> Aim:
Print the entries verbatim, leaving out the images they contain.
┄┄┄┄┄┄┄┄┄┄┄┄┄┄┄┄┄┄┄┄
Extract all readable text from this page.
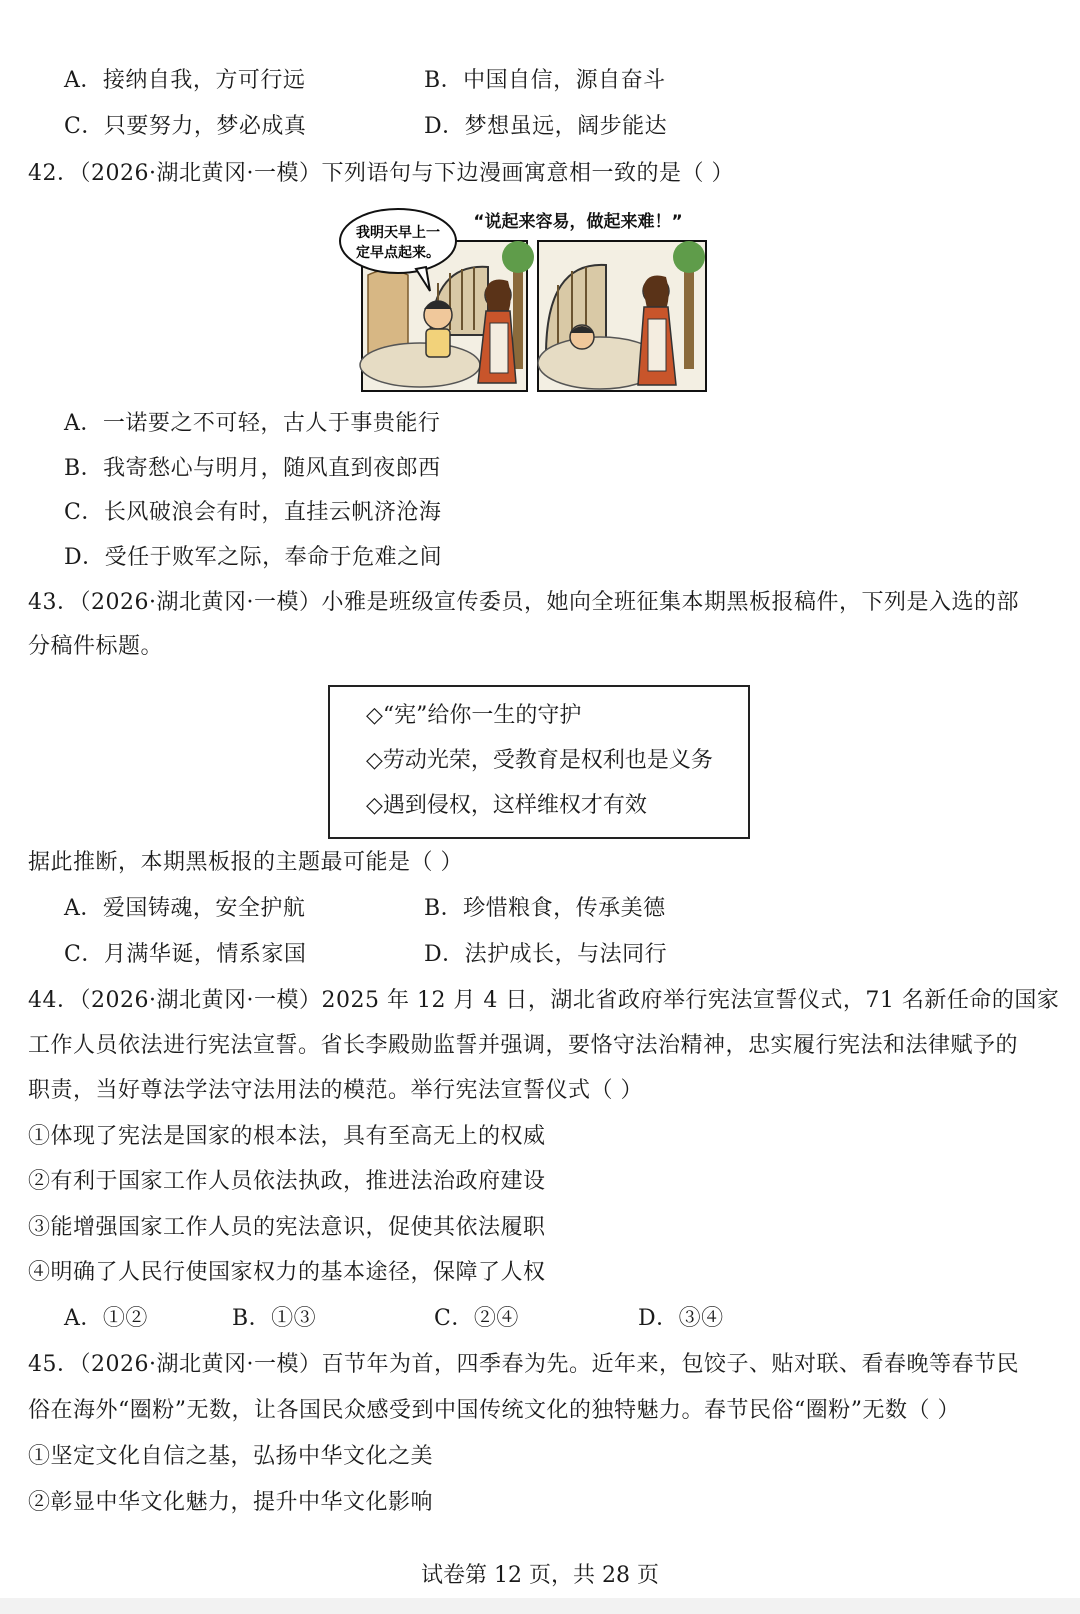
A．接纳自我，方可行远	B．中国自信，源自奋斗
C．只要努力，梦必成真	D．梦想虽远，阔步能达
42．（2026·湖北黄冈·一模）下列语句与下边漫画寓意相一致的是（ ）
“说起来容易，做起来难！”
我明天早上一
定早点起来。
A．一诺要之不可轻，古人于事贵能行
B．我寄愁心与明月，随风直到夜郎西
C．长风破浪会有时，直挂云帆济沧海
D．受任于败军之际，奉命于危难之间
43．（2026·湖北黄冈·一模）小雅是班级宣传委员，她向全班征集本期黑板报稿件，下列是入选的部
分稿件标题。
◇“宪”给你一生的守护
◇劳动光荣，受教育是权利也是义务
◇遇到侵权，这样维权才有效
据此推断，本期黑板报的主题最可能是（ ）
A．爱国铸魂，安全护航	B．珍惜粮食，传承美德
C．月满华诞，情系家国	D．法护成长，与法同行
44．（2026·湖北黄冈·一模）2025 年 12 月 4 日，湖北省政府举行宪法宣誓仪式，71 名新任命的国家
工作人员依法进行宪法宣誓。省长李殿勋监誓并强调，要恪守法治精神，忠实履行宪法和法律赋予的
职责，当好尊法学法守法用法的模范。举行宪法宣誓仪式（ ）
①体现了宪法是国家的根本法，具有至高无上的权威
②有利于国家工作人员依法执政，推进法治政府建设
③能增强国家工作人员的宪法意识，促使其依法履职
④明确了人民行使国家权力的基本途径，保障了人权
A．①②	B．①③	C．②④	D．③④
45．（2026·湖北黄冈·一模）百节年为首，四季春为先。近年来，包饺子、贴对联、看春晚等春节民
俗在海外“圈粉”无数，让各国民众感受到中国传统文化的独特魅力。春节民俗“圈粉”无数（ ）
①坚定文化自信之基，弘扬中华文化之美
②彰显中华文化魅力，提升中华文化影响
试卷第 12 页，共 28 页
┄┄┄┄┄┄┄┄┄┄┄┄┄┄┄┄┄┄┄┄
> The answer:
Extract all readable text from this page.
A．接纳自我，方可行远	B．中国自信，源自奋斗
C．只要努力，梦必成真	D．梦想虽远，阔步能达
42．（2026·湖北黄冈·一模）下列语句与下边漫画寓意相一致的是（ ）
“说起来容易，做起来难！”
我明天早上一
定早点起来。
A．一诺要之不可轻，古人于事贵能行
B．我寄愁心与明月，随风直到夜郎西
C．长风破浪会有时，直挂云帆济沧海
D．受任于败军之际，奉命于危难之间
43．（2026·湖北黄冈·一模）小雅是班级宣传委员，她向全班征集本期黑板报稿件，下列是入选的部
分稿件标题。
◇“宪”给你一生的守护
◇劳动光荣，受教育是权利也是义务
◇遇到侵权，这样维权才有效
据此推断，本期黑板报的主题最可能是（ ）
A．爱国铸魂，安全护航	B．珍惜粮食，传承美德
C．月满华诞，情系家国	D．法护成长，与法同行
44．（2026·湖北黄冈·一模）2025 年 12 月 4 日，湖北省政府举行宪法宣誓仪式，71 名新任命的国家
工作人员依法进行宪法宣誓。省长李殿勋监誓并强调，要恪守法治精神，忠实履行宪法和法律赋予的
职责，当好尊法学法守法用法的模范。举行宪法宣誓仪式（ ）
①体现了宪法是国家的根本法，具有至高无上的权威
②有利于国家工作人员依法执政，推进法治政府建设
③能增强国家工作人员的宪法意识，促使其依法履职
④明确了人民行使国家权力的基本途径，保障了人权
A．①②	B．①③	C．②④	D．③④
45．（2026·湖北黄冈·一模）百节年为首，四季春为先。近年来，包饺子、贴对联、看春晚等春节民
俗在海外“圈粉”无数，让各国民众感受到中国传统文化的独特魅力。春节民俗“圈粉”无数（ ）
①坚定文化自信之基，弘扬中华文化之美
②彰显中华文化魅力，提升中华文化影响
试卷第 12 页，共 28 页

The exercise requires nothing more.